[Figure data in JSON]
- - -

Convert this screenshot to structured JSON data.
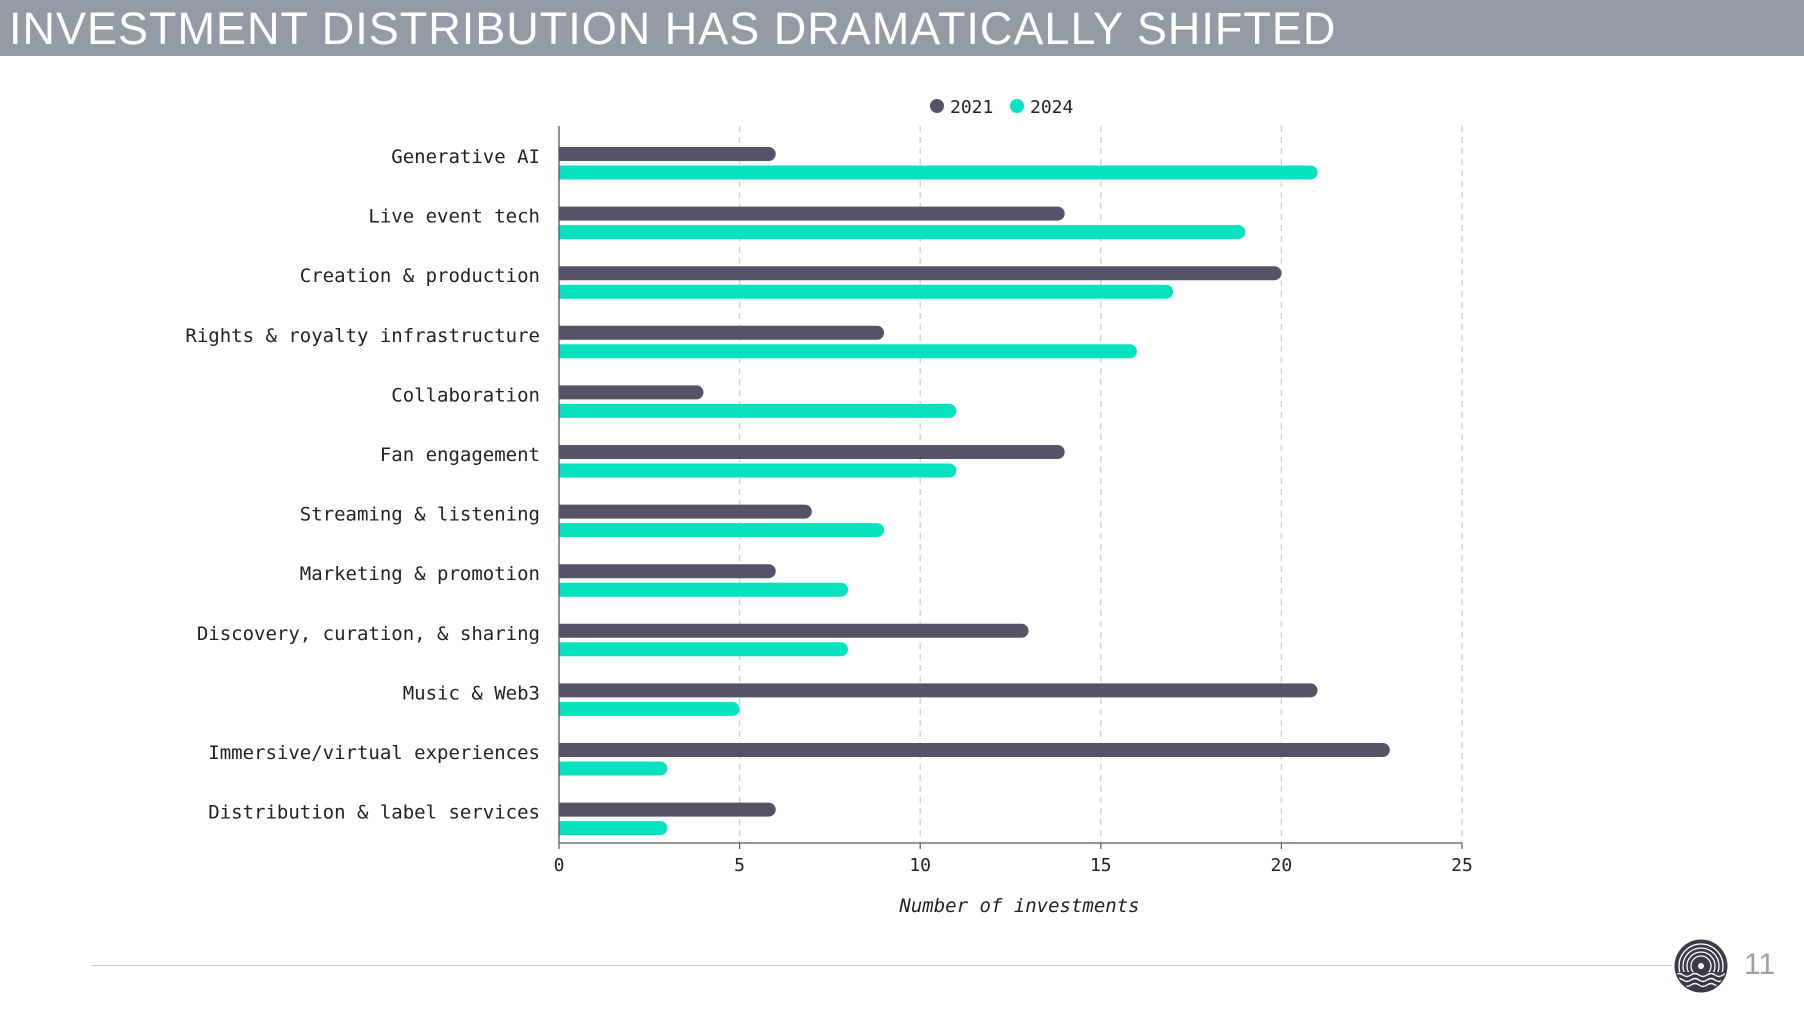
{
  "slide": {
    "title": "INVESTMENT DISTRIBUTION HAS DRAMATICALLY SHIFTED",
    "page_number": "11",
    "logo_icon": "vinyl-record-waves-icon"
  },
  "chart_data": {
    "type": "bar",
    "orientation": "horizontal",
    "categories": [
      "Generative AI",
      "Live event tech",
      "Creation & production",
      "Rights & royalty infrastructure",
      "Collaboration",
      "Fan engagement",
      "Streaming & listening",
      "Marketing & promotion",
      "Discovery, curation, & sharing",
      "Music & Web3",
      "Immersive/virtual experiences",
      "Distribution & label services"
    ],
    "series": [
      {
        "name": "2021",
        "color": "#555466",
        "values": [
          6,
          14,
          20,
          9,
          4,
          14,
          7,
          6,
          13,
          21,
          23,
          6
        ]
      },
      {
        "name": "2024",
        "color": "#06e1bf",
        "values": [
          21,
          19,
          17,
          16,
          11,
          11,
          9,
          8,
          8,
          5,
          3,
          3
        ]
      }
    ],
    "xlabel": "Number of investments",
    "xlim": [
      0,
      25
    ],
    "xticks": [
      "0",
      "5",
      "10",
      "15",
      "20",
      "25"
    ],
    "grid": "vertical-dashed",
    "legend_position": "top"
  }
}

- - -

### Exercise aim
Leave the pictures out and output the rest of the listing exactly.

### The response
Convert this screenshot to structured JSON data.
{
  "slide": {
    "title": "INVESTMENT DISTRIBUTION HAS DRAMATICALLY SHIFTED",
    "page_number": "11",
    "logo_icon": "vinyl-record-waves-icon"
  },
  "chart_data": {
    "type": "bar",
    "orientation": "horizontal",
    "categories": [
      "Generative AI",
      "Live event tech",
      "Creation & production",
      "Rights & royalty infrastructure",
      "Collaboration",
      "Fan engagement",
      "Streaming & listening",
      "Marketing & promotion",
      "Discovery, curation, & sharing",
      "Music & Web3",
      "Immersive/virtual experiences",
      "Distribution & label services"
    ],
    "series": [
      {
        "name": "2021",
        "color": "#555466",
        "values": [
          6,
          14,
          20,
          9,
          4,
          14,
          7,
          6,
          13,
          21,
          23,
          6
        ]
      },
      {
        "name": "2024",
        "color": "#06e1bf",
        "values": [
          21,
          19,
          17,
          16,
          11,
          11,
          9,
          8,
          8,
          5,
          3,
          3
        ]
      }
    ],
    "xlabel": "Number of investments",
    "xlim": [
      0,
      25
    ],
    "xticks": [
      "0",
      "5",
      "10",
      "15",
      "20",
      "25"
    ],
    "grid": "vertical-dashed",
    "legend_position": "top"
  }
}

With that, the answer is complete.